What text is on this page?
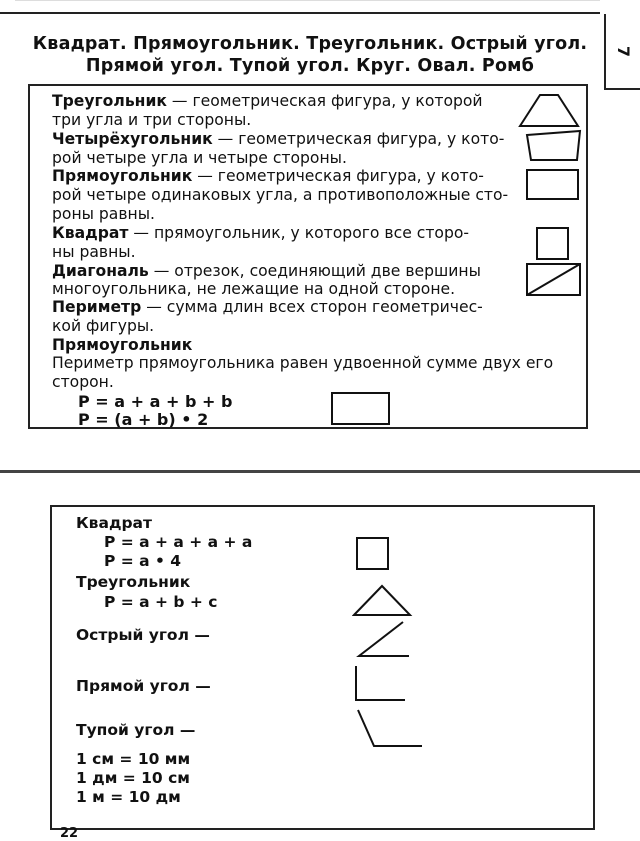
7
Квадрат. Прямоугольник. Треугольник. Острый угол.
Прямой угол. Тупой угол. Круг. Овал. Ромб
Треугольник — геометрическая фигура, у которой
три угла и три стороны.
Четырёхугольник — геометрическая фигура, у кото-
рой четыре угла и четыре стороны.
Прямоугольник — геометрическая фигура, у кото-
рой четыре одинаковых угла, а противоположные сто-
роны равны.
Квадрат — прямоугольник, у которого все сторо-
ны равны.
Диагональ — отрезок, соединяющий две вершины
многоугольника, не лежащие на одной стороне.
Периметр — сумма длин всех сторон геометричес-
кой фигуры.
Прямоугольник
Периметр прямоугольника равен удвоенной сумме двух его
сторон.
P = a + a + b + b
P = (a + b) • 2
Квадрат
P = a + a + a + a
P = a • 4
Треугольник
P = a + b + c
Острый угол —
Прямой угол —
Тупой угол —
1 см = 10 мм
1 дм = 10 см
1 м = 10 дм
22
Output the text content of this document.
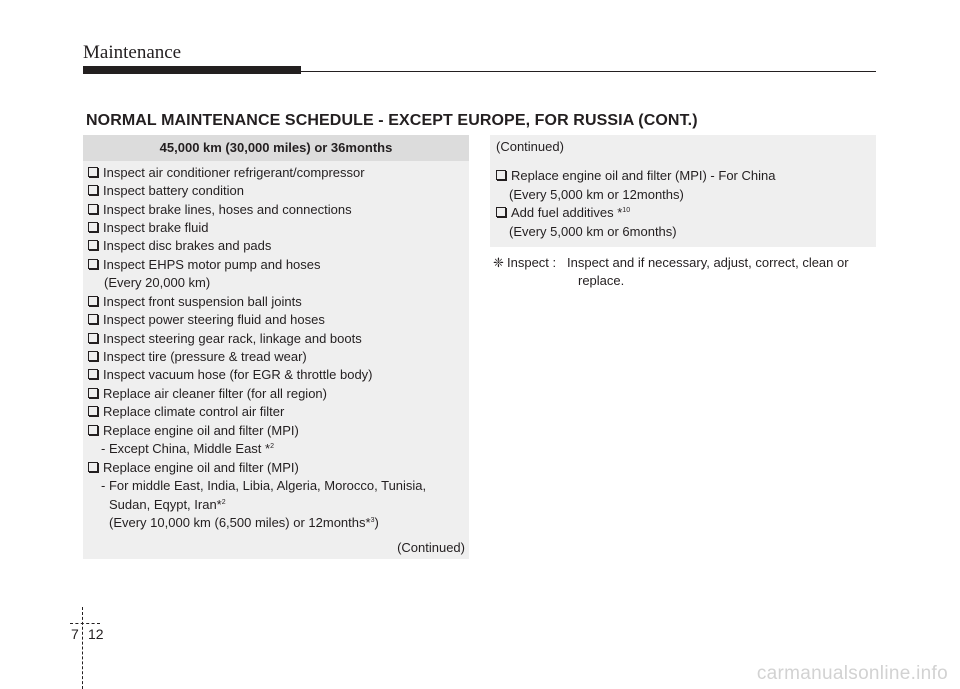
Maintenance
NORMAL MAINTENANCE SCHEDULE - EXCEPT EUROPE, FOR RUSSIA (CONT.)
45,000 km (30,000 miles) or 36months
Inspect air conditioner refrigerant/compressor
Inspect battery condition
Inspect brake lines, hoses and connections
Inspect brake fluid
Inspect disc brakes and pads
Inspect EHPS motor pump and hoses
(Every 20,000 km)
Inspect front suspension ball joints
Inspect power steering fluid and hoses
Inspect steering gear rack, linkage and boots
Inspect tire (pressure & tread wear)
Inspect vacuum hose (for EGR & throttle body)
Replace air cleaner filter (for all region)
Replace climate control air filter
Replace engine oil and filter (MPI)
- Except China, Middle East *$^2$
Replace engine oil and filter (MPI)
- For middle East, India, Libia, Algeria, Morocco, Tunisia,
Sudan, Eqypt, Iran*$^2$
(Every 10,000 km (6,500 miles) or 12months*$^3$)
(Continued)
(Continued)
Replace engine oil and filter (MPI) - For China
(Every 5,000 km or 12months)
Add fuel additives *$^{10}$
(Every 5,000 km or 6months)
❈ Inspect : Inspect and if necessary, adjust, correct, clean or
replace.
7 12
carmanualsonline.info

○ ○ ○ ○

Using the material above, work out how many lines contain the string "фигура". Give that number alone.

* Solution
3